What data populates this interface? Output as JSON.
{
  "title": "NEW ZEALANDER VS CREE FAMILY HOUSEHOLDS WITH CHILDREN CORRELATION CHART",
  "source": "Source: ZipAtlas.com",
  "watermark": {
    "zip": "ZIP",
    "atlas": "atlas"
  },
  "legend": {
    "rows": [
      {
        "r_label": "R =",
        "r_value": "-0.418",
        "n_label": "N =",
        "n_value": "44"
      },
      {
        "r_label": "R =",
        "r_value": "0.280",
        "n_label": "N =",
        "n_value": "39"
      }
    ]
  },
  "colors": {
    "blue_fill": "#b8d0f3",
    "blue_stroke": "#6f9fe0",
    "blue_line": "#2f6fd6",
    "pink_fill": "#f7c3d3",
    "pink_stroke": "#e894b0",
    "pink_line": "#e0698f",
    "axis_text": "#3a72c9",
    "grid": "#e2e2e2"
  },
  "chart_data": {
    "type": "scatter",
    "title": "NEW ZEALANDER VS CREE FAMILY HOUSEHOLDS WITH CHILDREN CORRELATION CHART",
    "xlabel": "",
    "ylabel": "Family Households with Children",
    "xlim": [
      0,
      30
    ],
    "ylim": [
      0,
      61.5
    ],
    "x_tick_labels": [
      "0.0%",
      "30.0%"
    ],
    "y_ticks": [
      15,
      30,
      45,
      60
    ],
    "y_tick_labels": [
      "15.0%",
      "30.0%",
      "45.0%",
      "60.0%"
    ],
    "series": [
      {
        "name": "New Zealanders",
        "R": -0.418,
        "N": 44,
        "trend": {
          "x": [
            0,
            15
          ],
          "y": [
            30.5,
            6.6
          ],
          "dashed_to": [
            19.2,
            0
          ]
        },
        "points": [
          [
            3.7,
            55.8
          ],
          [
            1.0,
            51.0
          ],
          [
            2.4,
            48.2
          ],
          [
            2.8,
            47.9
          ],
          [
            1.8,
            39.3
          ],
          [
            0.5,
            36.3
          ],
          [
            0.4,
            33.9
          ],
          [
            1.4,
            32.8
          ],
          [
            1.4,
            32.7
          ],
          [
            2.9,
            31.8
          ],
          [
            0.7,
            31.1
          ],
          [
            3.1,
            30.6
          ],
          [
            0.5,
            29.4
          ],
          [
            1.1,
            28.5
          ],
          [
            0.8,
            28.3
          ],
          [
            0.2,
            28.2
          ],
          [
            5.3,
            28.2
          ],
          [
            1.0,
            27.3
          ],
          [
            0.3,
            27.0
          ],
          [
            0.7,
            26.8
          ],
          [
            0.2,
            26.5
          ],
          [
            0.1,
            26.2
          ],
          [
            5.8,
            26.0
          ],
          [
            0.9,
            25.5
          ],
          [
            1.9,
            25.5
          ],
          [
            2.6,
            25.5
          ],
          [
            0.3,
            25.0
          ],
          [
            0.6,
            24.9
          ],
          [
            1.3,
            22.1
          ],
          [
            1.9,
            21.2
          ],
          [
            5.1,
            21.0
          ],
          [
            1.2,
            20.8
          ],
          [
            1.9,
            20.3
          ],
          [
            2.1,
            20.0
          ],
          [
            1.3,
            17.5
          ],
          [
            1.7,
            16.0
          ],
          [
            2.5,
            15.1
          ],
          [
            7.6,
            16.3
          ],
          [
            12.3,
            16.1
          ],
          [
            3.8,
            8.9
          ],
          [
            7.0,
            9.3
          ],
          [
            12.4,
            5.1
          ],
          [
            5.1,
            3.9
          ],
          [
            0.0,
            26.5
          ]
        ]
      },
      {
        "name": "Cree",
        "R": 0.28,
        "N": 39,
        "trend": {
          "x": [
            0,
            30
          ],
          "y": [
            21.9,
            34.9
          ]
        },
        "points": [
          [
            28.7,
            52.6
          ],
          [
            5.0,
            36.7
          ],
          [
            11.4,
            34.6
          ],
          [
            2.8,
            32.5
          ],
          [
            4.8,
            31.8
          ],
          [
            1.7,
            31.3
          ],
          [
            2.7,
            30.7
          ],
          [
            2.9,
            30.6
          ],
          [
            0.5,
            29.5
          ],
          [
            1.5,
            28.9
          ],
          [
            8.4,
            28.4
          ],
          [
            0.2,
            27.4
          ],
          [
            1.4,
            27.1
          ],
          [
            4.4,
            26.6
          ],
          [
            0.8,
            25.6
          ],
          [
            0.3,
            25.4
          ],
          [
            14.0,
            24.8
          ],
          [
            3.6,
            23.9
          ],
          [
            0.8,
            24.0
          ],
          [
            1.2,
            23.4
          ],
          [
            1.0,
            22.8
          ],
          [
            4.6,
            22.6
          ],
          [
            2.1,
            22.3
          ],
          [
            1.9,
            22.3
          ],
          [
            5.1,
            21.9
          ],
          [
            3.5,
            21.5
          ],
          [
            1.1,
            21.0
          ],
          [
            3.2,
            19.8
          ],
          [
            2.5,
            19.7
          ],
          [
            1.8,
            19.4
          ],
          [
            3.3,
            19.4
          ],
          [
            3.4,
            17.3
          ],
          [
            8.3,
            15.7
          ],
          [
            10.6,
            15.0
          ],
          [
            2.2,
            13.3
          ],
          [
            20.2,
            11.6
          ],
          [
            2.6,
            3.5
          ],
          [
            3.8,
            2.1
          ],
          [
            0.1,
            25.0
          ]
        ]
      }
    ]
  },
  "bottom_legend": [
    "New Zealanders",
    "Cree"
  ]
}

...

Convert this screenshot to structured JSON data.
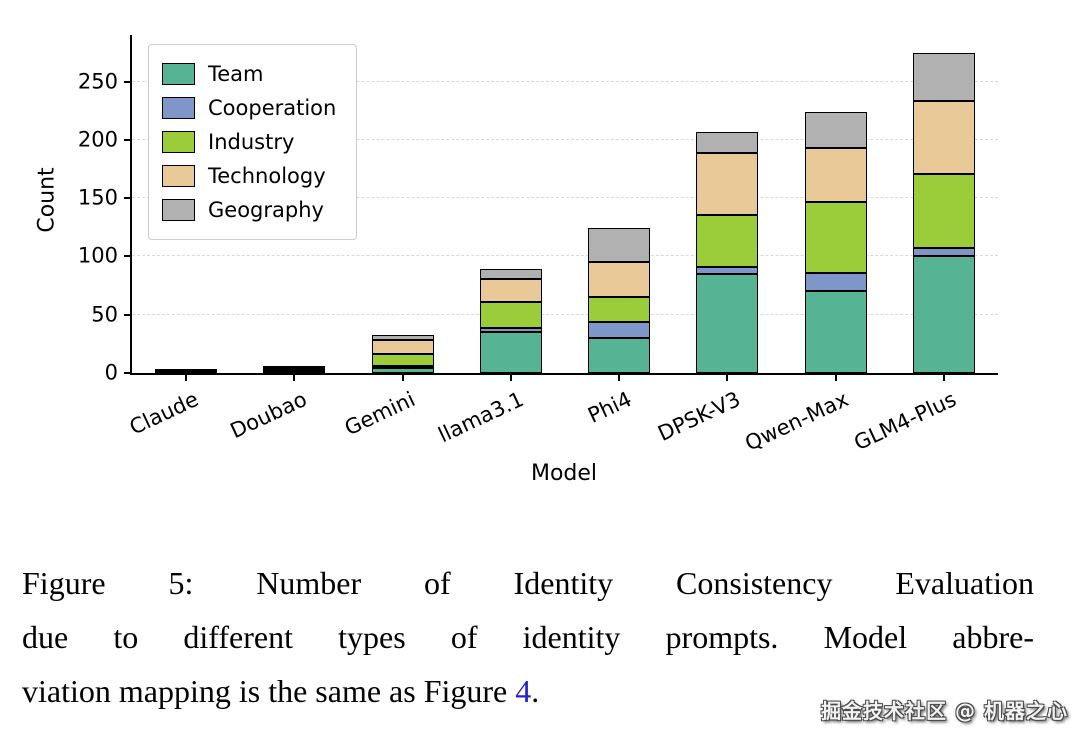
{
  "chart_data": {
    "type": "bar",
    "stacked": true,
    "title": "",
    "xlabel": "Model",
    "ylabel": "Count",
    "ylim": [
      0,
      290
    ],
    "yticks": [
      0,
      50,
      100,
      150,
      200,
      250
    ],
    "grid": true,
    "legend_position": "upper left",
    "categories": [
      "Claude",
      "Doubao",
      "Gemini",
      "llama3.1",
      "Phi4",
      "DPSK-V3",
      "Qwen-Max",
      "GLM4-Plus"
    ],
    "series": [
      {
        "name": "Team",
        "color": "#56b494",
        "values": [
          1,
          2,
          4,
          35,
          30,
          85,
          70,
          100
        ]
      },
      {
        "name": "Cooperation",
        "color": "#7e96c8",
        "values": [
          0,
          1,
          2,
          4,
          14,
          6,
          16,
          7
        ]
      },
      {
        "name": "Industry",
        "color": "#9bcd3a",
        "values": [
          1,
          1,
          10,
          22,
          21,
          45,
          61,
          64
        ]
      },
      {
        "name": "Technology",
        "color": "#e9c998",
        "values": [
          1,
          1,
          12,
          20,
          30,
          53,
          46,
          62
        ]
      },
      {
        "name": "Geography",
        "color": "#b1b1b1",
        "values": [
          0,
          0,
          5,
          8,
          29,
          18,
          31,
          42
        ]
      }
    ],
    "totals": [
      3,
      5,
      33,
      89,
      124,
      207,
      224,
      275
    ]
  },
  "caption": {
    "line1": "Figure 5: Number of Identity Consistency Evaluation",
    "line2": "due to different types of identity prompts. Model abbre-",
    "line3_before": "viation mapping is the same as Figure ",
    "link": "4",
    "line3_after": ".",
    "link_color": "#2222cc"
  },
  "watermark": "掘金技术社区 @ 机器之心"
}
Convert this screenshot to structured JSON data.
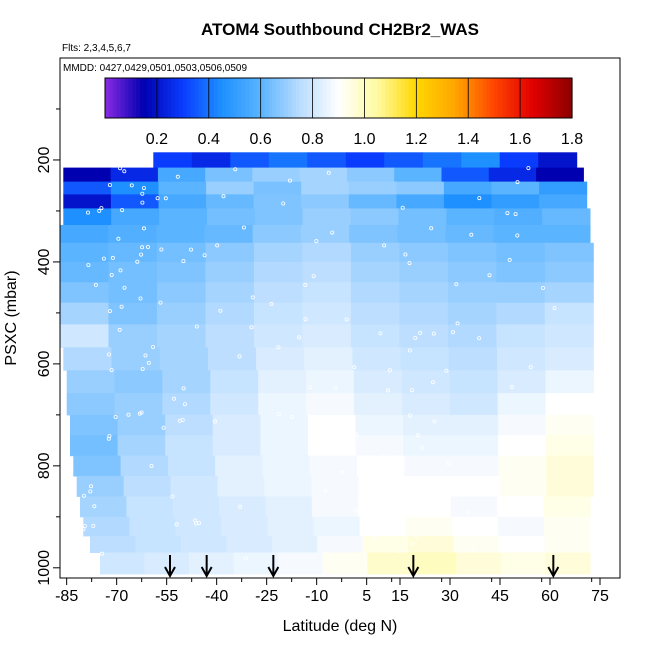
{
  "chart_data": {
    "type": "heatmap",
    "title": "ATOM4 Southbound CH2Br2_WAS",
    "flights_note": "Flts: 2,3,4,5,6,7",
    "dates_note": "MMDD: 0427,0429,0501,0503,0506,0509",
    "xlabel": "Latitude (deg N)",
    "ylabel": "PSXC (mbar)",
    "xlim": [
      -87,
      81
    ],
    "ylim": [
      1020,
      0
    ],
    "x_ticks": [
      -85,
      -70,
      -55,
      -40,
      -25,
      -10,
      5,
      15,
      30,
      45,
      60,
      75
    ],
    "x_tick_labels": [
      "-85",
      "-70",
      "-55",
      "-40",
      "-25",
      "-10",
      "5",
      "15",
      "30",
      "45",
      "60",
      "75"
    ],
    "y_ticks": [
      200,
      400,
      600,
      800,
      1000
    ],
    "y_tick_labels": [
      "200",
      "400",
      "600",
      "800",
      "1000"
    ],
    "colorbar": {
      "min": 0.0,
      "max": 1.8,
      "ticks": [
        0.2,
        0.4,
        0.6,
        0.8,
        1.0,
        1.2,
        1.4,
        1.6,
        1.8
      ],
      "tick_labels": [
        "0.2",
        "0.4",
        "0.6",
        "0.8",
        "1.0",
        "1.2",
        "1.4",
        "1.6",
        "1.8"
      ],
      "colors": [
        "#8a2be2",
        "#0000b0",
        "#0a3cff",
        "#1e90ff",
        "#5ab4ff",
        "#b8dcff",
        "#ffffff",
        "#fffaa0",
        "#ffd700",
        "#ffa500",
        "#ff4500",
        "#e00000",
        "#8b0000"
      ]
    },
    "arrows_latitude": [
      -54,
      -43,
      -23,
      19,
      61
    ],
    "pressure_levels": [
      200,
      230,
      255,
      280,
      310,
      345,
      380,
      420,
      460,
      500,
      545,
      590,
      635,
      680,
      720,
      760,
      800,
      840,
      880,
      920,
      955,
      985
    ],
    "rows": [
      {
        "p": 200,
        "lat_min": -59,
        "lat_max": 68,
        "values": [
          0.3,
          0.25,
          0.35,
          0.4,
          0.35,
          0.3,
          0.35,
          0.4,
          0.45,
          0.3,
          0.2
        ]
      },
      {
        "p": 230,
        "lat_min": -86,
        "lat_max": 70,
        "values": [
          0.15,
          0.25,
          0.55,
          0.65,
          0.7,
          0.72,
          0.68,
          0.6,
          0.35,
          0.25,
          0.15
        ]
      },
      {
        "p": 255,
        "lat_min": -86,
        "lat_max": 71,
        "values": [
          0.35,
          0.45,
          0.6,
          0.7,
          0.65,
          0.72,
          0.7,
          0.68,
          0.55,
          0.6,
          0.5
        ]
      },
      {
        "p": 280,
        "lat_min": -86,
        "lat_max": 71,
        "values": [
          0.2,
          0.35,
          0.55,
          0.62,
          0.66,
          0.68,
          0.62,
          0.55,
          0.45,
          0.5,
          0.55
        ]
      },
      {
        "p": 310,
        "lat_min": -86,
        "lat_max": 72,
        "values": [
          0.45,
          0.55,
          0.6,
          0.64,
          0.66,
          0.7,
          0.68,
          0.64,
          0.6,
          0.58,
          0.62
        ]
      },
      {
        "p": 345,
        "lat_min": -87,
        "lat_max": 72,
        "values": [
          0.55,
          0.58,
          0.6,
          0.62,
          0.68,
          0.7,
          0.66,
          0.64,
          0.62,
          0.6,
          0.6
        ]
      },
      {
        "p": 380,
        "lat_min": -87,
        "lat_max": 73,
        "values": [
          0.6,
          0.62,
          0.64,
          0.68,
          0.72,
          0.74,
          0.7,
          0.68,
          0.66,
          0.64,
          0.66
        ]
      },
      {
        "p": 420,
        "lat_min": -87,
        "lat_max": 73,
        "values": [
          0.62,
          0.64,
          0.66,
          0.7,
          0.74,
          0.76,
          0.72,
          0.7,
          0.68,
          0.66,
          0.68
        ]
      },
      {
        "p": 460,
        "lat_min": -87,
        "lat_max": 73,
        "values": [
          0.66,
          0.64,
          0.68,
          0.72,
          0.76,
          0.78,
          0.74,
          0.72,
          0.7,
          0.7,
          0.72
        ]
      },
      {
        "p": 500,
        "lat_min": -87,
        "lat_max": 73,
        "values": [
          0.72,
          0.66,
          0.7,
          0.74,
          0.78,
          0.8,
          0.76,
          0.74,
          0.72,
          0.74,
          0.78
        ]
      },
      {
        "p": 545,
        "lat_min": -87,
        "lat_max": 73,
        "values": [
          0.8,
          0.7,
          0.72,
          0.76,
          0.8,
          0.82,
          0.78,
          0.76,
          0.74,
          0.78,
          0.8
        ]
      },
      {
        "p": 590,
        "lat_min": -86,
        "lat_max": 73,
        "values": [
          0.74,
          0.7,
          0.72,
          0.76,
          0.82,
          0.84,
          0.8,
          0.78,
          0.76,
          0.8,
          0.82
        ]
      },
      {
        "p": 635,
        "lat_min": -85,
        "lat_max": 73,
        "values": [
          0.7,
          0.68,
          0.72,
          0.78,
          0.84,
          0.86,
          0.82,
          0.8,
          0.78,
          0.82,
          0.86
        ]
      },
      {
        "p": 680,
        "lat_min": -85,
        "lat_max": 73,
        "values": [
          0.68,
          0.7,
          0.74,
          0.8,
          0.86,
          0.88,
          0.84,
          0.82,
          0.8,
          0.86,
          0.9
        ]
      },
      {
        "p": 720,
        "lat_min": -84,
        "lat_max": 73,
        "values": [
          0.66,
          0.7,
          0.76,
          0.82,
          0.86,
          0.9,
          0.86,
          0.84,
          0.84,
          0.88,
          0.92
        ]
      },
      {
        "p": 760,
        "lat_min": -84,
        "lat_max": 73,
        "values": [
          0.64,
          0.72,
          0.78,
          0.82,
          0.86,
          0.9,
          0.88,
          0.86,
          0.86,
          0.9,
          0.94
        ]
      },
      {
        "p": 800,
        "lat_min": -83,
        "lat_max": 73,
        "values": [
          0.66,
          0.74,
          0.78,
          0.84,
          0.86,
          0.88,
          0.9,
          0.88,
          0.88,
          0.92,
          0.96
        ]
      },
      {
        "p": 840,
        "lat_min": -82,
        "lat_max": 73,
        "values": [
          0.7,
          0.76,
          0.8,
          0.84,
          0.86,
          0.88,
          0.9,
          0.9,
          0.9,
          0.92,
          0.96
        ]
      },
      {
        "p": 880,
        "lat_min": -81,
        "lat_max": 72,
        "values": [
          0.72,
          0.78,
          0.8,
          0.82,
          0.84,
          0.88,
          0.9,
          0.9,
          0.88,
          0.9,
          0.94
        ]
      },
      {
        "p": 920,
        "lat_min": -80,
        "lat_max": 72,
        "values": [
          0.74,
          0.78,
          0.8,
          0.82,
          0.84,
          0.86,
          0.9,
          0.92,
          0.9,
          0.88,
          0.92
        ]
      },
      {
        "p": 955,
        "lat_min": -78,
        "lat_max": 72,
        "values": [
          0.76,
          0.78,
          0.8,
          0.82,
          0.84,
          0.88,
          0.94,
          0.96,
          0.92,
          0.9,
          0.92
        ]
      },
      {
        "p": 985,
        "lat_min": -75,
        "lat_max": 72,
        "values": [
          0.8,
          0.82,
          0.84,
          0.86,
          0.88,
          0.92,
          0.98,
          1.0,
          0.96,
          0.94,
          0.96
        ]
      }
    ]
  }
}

● Your instructions:
Select the lines that carry the string "CORRELATION" and copy them.

● Solution:
  "title": "NEW ZEALANDER VS CREE FAMILY HOUSEHOLDS WITH CHILDREN CORRELATION CHART",
    "title": "NEW ZEALANDER VS CREE FAMILY HOUSEHOLDS WITH CHILDREN CORRELATION CHART",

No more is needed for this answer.